TASK DESCRIPTION
Name each function that the hierarchical clustering article imports from scipy.cluster.hierarchy.

EXTRACT
▼▼▼
Hierarchical Clustering Through an Example

I have taken a problem statement of an NGO wanting to find the top 5-10 countries from a list of 169 who are in dire need of aid, in the article: K-Means Clustering Through an Example. Today I would like to solve the same problem using hierarchical clustering.

Just to reiterate the problem statement, an NGO that is committed to fighting poverty in backward countries by providing basic amenities and relief during disasters and natural calamities has got a round of funding. It needs to utilise this money strategically to have the maximum impact. So, we need to be able to choose the countries that are in dire need of aid based on socio-economic factors and health factors.

I would highly recommend that you go through my article on K-Means to understand the solution thinking, data cleansing, exploratory data analysis and data preparation steps.

Here I would like to just touch upon the Hierarchical modelling aspects instead of the K-Means algorithm used in the previous article on K-Means.

NOTE: The data and code for this article is fully available in my Github repo as a jupyter notebook. You can look at it in detail and execute it to understand the complete flow.

In the Notebook, steps 1 to 4 are all around data understanding, cleaning and preparation which remain the same irrespective of the type of clustering that we are aiming to work with. these steps have all been detailed in the K-Means Clusering article, already mentioned.

Here I go directly to Step 5.

Hierarchical Clustering

I use the scipy library here instead of the normally used scikit in earlier examples.

So, the three imports I have done are:

from scipy.cluster.hierarchy import linkage
from scipy.cluster.hierarchy import dendrogram
from scipy.cluster.hierarchy import cut_tree

linkage is a library that allows you to choose the type of linkage, which has been recently discussed in my article on types of linkages for Hierarchical clustering. One has to keep in mind the size of data on hand and the order of complexity of computation that would be required to arrive at the clusters while deciding the linkage type. of course, you also want as distinct a set of clusters as possible. This is the balance that has to be ensured at this step.

The dendrogram routine in the scipy package helps you visualise the dendrogram created by the hierarchical model. The cut_tree routine helps in creating the clusters by cutting the dendrogram into the number of clusters you want to get.

As seen in the article on linkages, the single linkage model is created by just one line of code:

h_model_1 = linkage(country_scaled, method="single", metric='euclidean')
▲▲▲
INFORMATION SUPPLIED
▼▼▼
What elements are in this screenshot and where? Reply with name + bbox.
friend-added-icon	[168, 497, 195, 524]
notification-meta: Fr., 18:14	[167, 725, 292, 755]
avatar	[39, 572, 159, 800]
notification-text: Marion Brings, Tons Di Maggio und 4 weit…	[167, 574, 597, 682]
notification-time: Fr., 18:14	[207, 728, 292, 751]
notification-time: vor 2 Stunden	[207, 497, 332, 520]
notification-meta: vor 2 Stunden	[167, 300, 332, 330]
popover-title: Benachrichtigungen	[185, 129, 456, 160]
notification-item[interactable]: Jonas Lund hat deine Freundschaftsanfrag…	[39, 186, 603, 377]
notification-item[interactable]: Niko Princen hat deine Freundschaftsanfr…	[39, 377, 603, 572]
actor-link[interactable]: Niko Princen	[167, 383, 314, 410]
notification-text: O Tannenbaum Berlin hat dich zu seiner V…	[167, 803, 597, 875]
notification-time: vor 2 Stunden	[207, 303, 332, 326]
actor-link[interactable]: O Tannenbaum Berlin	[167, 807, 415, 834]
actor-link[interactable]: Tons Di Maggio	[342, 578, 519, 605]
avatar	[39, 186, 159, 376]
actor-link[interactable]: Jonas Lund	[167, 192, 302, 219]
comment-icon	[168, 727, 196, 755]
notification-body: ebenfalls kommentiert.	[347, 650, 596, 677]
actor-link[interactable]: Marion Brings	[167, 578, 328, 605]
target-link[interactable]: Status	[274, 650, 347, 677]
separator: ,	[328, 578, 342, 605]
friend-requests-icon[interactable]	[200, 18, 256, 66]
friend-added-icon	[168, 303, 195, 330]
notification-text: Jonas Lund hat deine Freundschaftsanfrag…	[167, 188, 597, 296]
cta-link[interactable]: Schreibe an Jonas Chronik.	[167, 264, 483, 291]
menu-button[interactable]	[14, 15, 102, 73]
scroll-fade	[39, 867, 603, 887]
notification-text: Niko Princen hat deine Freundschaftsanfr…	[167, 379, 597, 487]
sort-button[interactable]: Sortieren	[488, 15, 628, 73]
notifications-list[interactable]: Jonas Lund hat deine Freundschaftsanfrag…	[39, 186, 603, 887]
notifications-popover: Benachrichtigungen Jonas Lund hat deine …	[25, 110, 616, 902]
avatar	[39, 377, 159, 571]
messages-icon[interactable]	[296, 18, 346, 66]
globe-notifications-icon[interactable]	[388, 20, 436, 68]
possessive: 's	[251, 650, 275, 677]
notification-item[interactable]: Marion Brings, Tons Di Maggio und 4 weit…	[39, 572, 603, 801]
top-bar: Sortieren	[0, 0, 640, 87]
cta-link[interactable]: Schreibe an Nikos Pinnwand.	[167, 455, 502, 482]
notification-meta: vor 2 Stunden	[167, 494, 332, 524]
▲▲▲
SOLUTION TO THIS TASK
linkage, dendrogram, cut_tree